» Exercise brief: Quote the data below in full, please, without altering anything.

***** Dataset entries

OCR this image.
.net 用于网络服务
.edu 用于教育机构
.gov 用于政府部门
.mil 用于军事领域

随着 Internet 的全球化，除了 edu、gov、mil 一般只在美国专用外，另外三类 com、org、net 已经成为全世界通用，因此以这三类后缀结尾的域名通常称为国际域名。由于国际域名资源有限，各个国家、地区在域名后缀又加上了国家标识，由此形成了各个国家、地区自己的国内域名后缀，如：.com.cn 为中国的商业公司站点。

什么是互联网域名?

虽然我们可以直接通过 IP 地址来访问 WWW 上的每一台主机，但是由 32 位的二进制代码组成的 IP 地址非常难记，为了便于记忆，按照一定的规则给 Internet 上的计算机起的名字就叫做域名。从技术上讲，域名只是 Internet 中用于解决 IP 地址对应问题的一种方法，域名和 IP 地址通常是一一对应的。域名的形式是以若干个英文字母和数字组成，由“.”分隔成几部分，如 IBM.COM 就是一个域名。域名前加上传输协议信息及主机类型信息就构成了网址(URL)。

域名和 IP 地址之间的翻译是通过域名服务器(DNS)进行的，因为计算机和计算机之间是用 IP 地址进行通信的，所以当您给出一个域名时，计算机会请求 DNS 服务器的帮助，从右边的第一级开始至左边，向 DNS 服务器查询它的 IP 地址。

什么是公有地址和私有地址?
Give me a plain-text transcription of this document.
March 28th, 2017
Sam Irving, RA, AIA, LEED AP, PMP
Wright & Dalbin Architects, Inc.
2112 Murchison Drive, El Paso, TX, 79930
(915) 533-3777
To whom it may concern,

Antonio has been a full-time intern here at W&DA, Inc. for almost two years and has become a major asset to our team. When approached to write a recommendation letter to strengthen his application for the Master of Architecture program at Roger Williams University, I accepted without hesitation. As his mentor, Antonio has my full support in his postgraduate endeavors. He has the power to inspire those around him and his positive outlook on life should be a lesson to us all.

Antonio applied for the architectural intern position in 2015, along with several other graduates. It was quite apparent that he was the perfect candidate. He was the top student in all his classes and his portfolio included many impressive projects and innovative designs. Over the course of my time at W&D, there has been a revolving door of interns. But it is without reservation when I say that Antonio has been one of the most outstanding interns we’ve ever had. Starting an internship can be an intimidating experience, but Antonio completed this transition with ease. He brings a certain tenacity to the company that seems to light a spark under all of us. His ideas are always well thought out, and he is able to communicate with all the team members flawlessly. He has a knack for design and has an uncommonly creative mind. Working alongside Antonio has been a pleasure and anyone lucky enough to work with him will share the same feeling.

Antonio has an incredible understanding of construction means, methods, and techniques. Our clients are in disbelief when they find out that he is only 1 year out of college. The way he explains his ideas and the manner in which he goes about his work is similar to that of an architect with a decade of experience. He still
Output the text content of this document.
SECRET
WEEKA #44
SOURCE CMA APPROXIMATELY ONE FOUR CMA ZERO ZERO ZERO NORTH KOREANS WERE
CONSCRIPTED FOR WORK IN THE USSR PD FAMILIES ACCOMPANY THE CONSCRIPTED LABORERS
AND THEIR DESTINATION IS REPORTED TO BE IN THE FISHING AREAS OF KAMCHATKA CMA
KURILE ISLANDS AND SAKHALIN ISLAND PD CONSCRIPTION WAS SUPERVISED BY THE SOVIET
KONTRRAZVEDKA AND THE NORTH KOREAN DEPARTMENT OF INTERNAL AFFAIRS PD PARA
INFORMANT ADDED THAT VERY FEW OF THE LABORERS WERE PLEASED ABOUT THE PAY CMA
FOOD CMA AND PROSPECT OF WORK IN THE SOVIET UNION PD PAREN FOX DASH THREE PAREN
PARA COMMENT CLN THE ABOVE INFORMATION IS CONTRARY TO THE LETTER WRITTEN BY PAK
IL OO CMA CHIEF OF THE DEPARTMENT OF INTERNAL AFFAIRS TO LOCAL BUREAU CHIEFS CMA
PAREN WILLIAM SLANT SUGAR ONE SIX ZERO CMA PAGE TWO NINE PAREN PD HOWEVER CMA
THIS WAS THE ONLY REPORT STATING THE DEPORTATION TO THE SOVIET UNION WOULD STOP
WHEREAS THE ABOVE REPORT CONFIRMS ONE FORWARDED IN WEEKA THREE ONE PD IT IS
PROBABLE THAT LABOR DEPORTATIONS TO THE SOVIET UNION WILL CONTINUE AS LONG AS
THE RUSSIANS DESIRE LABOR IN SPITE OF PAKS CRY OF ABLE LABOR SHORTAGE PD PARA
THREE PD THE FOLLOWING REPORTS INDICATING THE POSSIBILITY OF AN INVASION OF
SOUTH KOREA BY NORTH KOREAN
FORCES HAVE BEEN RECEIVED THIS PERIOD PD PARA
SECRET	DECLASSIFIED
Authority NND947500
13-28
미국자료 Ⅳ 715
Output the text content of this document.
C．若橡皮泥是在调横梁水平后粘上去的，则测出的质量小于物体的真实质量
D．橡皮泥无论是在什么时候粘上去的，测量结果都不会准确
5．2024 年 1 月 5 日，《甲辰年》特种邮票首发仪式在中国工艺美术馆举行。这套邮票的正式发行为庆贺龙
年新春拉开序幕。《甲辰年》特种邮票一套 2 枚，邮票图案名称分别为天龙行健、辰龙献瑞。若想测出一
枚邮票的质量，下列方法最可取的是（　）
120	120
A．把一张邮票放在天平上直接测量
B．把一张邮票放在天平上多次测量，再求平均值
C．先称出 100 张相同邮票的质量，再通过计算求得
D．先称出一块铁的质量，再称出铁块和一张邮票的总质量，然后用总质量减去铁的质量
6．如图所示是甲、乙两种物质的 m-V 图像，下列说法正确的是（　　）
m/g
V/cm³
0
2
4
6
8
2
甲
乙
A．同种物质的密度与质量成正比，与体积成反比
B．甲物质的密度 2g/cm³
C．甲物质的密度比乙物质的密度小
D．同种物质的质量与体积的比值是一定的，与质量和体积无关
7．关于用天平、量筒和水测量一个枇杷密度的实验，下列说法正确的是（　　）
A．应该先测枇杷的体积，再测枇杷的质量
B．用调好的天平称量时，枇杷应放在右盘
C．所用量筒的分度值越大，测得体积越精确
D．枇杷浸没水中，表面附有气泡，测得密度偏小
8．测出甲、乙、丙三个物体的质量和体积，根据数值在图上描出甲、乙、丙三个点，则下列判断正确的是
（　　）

**********

» Reply:
OCR this image.
.net 用于网络服务
.edu 用于教育机构
.gov 用于政府部门
.mil 用于军事领域

随着 Internet 的全球化，除了 edu、gov、mil 一般只在美国专用外，另外三类 com、org、net 已经成为全世界通用，因此以这三类后缀结尾的域名通常称为国际域名。由于国际域名资源有限，各个国家、地区在域名后缀又加上了国家标识，由此形成了各个国家、地区自己的国内域名后缀，如：.com.cn 为中国的商业公司站点。

什么是互联网域名?

虽然我们可以直接通过 IP 地址来访问 WWW 上的每一台主机，但是由 32 位的二进制代码组成的 IP 地址非常难记，为了便于记忆，按照一定的规则给 Internet 上的计算机起的名字就叫做域名。从技术上讲，域名只是 Internet 中用于解决 IP 地址对应问题的一种方法，域名和 IP 地址通常是一一对应的。域名的形式是以若干个英文字母和数字组成，由“.”分隔成几部分，如 IBM.COM 就是一个域名。域名前加上传输协议信息及主机类型信息就构成了网址(URL)。

域名和 IP 地址之间的翻译是通过域名服务器(DNS)进行的，因为计算机和计算机之间是用 IP 地址进行通信的，所以当您给出一个域名时，计算机会请求 DNS 服务器的帮助，从右边的第一级开始至左边，向 DNS 服务器查询它的 IP 地址。

什么是公有地址和私有地址?
Give me a plain-text transcription of this document.
March 28th, 2017
Sam Irving, RA, AIA, LEED AP, PMP
Wright & Dalbin Architects, Inc.
2112 Murchison Drive, El Paso, TX, 79930
(915) 533-3777
To whom it may concern,

Antonio has been a full-time intern here at W&DA, Inc. for almost two years and has become a major asset to our team. When approached to write a recommendation letter to strengthen his application for the Master of Architecture program at Roger Williams University, I accepted without hesitation. As his mentor, Antonio has my full support in his postgraduate endeavors. He has the power to inspire those around him and his positive outlook on life should be a lesson to us all.

Antonio applied for the architectural intern position in 2015, along with several other graduates. It was quite apparent that he was the perfect candidate. He was the top student in all his classes and his portfolio included many impressive projects and innovative designs. Over the course of my time at W&D, there has been a revolving door of interns. But it is without reservation when I say that Antonio has been one of the most outstanding interns we’ve ever had. Starting an internship can be an intimidating experience, but Antonio completed this transition with ease. He brings a certain tenacity to the company that seems to light a spark under all of us. His ideas are always well thought out, and he is able to communicate with all the team members flawlessly. He has a knack for design and has an uncommonly creative mind. Working alongside Antonio has been a pleasure and anyone lucky enough to work with him will share the same feeling.

Antonio has an incredible understanding of construction means, methods, and techniques. Our clients are in disbelief when they find out that he is only 1 year out of college. The way he explains his ideas and the manner in which he goes about his work is similar to that of an architect with a decade of experience. He still
Output the text content of this document.
SECRET
WEEKA #44
SOURCE CMA APPROXIMATELY ONE FOUR CMA ZERO ZERO ZERO NORTH KOREANS WERE
CONSCRIPTED FOR WORK IN THE USSR PD FAMILIES ACCOMPANY THE CONSCRIPTED LABORERS
AND THEIR DESTINATION IS REPORTED TO BE IN THE FISHING AREAS OF KAMCHATKA CMA
KURILE ISLANDS AND SAKHALIN ISLAND PD CONSCRIPTION WAS SUPERVISED BY THE SOVIET
KONTRRAZVEDKA AND THE NORTH KOREAN DEPARTMENT OF INTERNAL AFFAIRS PD PARA
INFORMANT ADDED THAT VERY FEW OF THE LABORERS WERE PLEASED ABOUT THE PAY CMA
FOOD CMA AND PROSPECT OF WORK IN THE SOVIET UNION PD PAREN FOX DASH THREE PAREN
PARA COMMENT CLN THE ABOVE INFORMATION IS CONTRARY TO THE LETTER WRITTEN BY PAK
IL OO CMA CHIEF OF THE DEPARTMENT OF INTERNAL AFFAIRS TO LOCAL BUREAU CHIEFS CMA
PAREN WILLIAM SLANT SUGAR ONE SIX ZERO CMA PAGE TWO NINE PAREN PD HOWEVER CMA
THIS WAS THE ONLY REPORT STATING THE DEPORTATION TO THE SOVIET UNION WOULD STOP
WHEREAS THE ABOVE REPORT CONFIRMS ONE FORWARDED IN WEEKA THREE ONE PD IT IS
PROBABLE THAT LABOR DEPORTATIONS TO THE SOVIET UNION WILL CONTINUE AS LONG AS
THE RUSSIANS DESIRE LABOR IN SPITE OF PAKS CRY OF ABLE LABOR SHORTAGE PD PARA
THREE PD THE FOLLOWING REPORTS INDICATING THE POSSIBILITY OF AN INVASION OF
SOUTH KOREA BY NORTH KOREAN
FORCES HAVE BEEN RECEIVED THIS PERIOD PD PARA
SECRET	DECLASSIFIED
Authority NND947500
13-28
미국자료 Ⅳ 715
Output the text content of this document.
C．若橡皮泥是在调横梁水平后粘上去的，则测出的质量小于物体的真实质量
D．橡皮泥无论是在什么时候粘上去的，测量结果都不会准确
5．2024 年 1 月 5 日，《甲辰年》特种邮票首发仪式在中国工艺美术馆举行。这套邮票的正式发行为庆贺龙
年新春拉开序幕。《甲辰年》特种邮票一套 2 枚，邮票图案名称分别为天龙行健、辰龙献瑞。若想测出一
枚邮票的质量，下列方法最可取的是（　）
120	120
A．把一张邮票放在天平上直接测量
B．把一张邮票放在天平上多次测量，再求平均值
C．先称出 100 张相同邮票的质量，再通过计算求得
D．先称出一块铁的质量，再称出铁块和一张邮票的总质量，然后用总质量减去铁的质量
6．如图所示是甲、乙两种物质的 m-V 图像，下列说法正确的是（　　）
m/g
V/cm³
0
2
4
6
8
2
甲
乙
A．同种物质的密度与质量成正比，与体积成反比
B．甲物质的密度 2g/cm³
C．甲物质的密度比乙物质的密度小
D．同种物质的质量与体积的比值是一定的，与质量和体积无关
7．关于用天平、量筒和水测量一个枇杷密度的实验，下列说法正确的是（　　）
A．应该先测枇杷的体积，再测枇杷的质量
B．用调好的天平称量时，枇杷应放在右盘
C．所用量筒的分度值越大，测得体积越精确
D．枇杷浸没水中，表面附有气泡，测得密度偏小
8．测出甲、乙、丙三个物体的质量和体积，根据数值在图上描出甲、乙、丙三个点，则下列判断正确的是
（　　）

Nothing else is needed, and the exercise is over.